WHAT IS NEEDED ▸ Locate every line in the records below that holds the word "chart" and return each one.

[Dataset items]
• • • • •

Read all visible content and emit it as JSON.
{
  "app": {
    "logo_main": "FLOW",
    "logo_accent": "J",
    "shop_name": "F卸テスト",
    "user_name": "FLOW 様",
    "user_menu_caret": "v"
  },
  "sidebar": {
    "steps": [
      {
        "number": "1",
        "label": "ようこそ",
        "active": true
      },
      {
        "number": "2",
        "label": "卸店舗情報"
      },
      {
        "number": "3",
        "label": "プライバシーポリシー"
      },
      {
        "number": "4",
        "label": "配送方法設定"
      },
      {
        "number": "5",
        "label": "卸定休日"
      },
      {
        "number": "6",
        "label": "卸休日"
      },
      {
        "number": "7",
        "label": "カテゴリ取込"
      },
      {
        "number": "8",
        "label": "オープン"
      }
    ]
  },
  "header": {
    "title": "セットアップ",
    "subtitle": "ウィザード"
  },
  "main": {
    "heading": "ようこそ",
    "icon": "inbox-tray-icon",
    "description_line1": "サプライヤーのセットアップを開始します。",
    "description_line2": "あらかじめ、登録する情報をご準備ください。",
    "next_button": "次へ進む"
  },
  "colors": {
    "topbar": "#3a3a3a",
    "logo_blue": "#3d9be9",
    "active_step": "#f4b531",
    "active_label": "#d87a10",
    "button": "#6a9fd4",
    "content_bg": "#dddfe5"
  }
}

• • • • •

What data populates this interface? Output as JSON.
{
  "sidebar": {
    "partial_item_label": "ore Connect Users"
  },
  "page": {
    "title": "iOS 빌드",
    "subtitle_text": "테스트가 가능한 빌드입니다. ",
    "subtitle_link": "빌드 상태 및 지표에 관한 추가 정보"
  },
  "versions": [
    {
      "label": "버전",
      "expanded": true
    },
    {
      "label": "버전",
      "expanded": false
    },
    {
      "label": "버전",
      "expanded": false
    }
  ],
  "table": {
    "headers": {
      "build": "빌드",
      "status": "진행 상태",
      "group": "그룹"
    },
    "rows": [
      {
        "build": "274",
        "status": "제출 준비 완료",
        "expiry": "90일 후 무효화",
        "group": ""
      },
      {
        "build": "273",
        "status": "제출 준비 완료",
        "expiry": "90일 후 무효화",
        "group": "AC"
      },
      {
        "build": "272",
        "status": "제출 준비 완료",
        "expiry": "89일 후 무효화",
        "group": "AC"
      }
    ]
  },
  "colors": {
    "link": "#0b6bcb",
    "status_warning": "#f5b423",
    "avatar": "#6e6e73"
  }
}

• • • • •

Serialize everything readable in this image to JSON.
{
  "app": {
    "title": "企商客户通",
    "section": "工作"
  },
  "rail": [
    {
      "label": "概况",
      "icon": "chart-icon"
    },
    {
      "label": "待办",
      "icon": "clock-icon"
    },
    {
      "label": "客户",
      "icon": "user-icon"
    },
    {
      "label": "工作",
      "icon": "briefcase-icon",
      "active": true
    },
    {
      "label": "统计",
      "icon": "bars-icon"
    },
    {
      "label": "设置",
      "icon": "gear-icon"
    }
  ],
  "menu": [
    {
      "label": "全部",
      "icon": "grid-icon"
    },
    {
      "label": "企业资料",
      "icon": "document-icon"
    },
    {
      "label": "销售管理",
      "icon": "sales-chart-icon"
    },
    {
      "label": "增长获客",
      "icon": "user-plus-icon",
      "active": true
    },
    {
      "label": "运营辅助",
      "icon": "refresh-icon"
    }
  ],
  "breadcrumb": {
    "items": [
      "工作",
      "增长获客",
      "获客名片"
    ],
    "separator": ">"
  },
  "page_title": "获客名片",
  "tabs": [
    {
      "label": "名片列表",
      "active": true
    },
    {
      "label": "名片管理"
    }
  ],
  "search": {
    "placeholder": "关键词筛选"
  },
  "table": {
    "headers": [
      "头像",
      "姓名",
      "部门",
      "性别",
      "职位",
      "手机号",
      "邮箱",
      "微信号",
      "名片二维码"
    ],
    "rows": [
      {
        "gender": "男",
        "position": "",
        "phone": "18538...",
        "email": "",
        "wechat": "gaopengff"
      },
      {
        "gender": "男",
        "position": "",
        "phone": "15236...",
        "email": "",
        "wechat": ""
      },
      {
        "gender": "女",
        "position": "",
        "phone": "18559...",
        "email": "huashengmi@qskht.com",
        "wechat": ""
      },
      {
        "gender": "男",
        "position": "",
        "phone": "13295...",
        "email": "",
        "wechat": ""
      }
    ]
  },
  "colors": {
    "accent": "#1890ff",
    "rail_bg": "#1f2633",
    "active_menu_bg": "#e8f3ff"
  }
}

• • • • •

WRITTEN SOLUTION ▸
      "icon": "chart-icon"
      "icon": "sales-chart-icon"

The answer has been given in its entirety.